** start of GIVEN DATA **

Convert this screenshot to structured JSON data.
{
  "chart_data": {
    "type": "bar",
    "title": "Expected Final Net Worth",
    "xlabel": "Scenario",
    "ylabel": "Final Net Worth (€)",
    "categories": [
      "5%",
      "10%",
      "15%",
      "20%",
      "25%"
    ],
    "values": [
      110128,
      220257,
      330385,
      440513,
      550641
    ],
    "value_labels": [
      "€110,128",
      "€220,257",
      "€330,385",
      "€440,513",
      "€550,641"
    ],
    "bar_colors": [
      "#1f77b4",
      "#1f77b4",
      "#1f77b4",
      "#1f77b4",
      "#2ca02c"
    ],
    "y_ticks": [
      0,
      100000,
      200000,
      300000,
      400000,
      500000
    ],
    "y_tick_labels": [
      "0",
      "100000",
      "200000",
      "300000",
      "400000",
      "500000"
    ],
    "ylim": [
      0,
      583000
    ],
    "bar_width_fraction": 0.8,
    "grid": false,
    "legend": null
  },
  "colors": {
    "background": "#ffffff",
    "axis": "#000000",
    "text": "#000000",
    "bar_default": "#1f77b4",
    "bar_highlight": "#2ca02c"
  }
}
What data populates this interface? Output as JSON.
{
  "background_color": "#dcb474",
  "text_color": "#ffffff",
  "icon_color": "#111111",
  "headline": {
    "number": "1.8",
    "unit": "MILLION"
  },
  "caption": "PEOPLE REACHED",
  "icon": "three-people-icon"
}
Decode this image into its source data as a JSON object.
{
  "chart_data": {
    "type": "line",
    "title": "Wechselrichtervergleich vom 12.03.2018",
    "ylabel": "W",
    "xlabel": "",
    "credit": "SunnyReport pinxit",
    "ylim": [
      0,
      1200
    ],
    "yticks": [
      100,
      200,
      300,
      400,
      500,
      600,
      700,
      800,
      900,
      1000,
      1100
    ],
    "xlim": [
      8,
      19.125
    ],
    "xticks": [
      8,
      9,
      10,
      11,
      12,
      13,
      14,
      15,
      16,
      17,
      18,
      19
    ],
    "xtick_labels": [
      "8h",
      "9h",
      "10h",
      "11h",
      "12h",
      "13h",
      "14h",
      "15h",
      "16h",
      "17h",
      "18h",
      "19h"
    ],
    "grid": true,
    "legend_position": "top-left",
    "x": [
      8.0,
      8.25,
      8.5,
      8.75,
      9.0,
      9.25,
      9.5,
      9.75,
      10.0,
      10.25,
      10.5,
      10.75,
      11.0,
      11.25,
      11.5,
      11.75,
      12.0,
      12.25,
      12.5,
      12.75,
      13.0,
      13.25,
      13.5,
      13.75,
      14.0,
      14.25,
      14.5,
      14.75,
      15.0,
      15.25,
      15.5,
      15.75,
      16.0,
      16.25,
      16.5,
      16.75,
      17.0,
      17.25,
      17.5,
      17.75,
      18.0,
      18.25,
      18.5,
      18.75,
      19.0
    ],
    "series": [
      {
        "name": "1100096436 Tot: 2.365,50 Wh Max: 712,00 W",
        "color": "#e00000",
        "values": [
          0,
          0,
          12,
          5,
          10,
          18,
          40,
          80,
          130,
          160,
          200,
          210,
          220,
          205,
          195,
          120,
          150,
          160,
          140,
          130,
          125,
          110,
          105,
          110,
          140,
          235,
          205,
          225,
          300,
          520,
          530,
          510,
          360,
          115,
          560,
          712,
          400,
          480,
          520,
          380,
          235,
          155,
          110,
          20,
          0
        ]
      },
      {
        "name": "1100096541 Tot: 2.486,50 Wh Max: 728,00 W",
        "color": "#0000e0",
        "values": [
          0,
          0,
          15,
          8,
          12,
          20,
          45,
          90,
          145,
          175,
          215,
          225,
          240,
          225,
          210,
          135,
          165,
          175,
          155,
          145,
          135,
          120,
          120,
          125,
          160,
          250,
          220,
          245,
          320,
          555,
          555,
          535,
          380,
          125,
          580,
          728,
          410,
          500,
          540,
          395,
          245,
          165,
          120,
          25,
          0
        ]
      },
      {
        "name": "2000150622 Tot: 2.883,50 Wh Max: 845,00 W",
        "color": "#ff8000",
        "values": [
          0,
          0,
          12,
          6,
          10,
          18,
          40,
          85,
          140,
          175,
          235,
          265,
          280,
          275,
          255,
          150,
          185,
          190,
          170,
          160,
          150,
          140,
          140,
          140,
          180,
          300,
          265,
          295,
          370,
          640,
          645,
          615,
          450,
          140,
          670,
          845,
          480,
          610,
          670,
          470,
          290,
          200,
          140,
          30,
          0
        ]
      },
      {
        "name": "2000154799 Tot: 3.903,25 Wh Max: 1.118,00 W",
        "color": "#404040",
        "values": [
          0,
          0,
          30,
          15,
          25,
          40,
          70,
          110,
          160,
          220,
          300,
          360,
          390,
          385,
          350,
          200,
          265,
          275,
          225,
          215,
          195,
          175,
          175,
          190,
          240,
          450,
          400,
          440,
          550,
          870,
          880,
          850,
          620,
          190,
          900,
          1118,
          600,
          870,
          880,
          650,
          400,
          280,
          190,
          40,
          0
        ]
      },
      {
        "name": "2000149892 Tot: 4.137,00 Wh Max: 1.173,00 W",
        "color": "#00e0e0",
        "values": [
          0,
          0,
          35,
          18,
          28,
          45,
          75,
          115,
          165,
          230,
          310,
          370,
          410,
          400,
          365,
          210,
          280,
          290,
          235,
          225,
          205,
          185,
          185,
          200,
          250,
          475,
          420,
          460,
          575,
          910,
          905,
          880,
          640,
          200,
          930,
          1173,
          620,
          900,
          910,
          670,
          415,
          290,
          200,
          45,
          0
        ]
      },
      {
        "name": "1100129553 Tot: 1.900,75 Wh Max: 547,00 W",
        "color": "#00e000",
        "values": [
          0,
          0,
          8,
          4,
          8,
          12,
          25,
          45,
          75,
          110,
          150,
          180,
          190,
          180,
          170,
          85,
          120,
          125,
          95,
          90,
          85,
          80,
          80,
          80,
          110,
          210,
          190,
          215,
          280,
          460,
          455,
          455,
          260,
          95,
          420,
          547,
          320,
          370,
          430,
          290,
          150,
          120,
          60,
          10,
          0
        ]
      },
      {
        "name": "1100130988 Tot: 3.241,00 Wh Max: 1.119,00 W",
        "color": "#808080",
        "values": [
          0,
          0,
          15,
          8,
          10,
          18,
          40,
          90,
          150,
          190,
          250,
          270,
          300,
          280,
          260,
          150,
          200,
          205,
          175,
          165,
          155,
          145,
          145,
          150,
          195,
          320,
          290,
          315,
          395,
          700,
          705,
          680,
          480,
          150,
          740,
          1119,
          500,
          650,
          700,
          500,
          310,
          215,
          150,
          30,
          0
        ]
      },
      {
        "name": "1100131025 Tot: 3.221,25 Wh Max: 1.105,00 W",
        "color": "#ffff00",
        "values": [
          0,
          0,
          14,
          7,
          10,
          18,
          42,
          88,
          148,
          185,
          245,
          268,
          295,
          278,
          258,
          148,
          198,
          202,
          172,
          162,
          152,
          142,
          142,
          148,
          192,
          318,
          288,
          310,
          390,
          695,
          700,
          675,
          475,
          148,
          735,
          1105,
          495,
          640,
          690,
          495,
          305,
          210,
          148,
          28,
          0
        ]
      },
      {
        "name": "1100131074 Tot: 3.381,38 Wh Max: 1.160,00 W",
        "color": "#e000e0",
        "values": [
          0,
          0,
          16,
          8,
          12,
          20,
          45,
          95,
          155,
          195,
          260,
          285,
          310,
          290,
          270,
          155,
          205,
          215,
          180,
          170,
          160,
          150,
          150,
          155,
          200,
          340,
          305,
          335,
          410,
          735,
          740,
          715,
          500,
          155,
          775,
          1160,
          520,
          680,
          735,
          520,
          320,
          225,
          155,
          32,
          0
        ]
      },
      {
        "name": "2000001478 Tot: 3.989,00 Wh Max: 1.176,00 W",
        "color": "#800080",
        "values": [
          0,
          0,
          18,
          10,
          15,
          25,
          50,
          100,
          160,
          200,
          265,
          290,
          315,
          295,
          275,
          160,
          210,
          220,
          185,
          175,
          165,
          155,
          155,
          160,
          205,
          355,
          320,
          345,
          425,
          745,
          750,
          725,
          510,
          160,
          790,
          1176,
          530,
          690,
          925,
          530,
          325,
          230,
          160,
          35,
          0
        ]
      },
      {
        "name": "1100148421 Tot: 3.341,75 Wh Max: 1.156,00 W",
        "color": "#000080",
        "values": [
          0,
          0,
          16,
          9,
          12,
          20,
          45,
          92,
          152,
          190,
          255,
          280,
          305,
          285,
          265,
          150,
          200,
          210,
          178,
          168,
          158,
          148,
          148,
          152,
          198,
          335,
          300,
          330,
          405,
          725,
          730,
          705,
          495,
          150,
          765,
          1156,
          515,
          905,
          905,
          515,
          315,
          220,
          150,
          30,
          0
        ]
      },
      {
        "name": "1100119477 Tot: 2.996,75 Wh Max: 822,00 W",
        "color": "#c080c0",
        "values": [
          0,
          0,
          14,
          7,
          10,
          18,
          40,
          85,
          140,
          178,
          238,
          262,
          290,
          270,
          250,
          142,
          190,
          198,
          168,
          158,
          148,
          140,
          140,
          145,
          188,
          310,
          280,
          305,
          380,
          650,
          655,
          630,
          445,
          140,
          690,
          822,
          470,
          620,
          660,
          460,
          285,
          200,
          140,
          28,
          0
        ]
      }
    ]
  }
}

** end of GIVEN DATA **

EXERCISE BRIEF:
All lines above with "ffffff" in them should be returned.

TASK SOLUTION:
    "background": "#ffffff",
  "text_color": "#ffffff",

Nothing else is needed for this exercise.